Brief: Check each line of the listing for the word "Difference" and report how many lines contain it, giving nothing but the number.

Materials provided:
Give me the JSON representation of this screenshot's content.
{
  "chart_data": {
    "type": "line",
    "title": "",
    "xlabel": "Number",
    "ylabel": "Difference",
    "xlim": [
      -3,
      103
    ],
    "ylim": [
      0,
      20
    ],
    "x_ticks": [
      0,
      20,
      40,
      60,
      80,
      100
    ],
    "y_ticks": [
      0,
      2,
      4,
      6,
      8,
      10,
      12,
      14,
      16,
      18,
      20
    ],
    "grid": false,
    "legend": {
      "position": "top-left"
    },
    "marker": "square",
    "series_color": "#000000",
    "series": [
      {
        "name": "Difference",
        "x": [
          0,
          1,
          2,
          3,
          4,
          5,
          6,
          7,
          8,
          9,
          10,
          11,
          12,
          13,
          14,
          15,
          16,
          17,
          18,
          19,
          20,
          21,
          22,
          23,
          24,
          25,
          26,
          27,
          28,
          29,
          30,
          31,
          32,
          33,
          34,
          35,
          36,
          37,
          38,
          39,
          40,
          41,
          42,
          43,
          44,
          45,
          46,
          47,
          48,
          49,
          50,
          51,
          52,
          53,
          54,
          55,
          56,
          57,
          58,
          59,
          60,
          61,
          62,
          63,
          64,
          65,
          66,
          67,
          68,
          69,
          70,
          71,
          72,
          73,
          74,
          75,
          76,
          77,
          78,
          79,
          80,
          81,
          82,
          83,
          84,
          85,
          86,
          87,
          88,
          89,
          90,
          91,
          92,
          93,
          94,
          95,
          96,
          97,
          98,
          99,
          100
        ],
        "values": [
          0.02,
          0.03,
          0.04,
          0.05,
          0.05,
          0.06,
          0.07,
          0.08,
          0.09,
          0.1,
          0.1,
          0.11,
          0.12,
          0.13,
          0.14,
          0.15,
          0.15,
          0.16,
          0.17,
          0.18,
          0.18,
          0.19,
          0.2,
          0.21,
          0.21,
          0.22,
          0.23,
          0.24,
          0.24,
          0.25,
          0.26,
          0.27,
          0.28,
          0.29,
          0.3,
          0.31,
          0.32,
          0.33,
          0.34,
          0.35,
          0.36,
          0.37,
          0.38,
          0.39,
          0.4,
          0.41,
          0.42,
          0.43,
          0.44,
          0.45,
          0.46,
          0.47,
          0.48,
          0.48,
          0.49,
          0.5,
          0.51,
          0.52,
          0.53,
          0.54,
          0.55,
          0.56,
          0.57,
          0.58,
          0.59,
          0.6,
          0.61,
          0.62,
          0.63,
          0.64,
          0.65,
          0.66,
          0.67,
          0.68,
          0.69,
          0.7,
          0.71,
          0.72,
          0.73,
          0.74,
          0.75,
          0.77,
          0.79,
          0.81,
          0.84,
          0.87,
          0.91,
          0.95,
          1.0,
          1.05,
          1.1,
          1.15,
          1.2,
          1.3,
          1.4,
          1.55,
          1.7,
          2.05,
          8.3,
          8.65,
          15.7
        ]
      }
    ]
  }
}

Task result: 2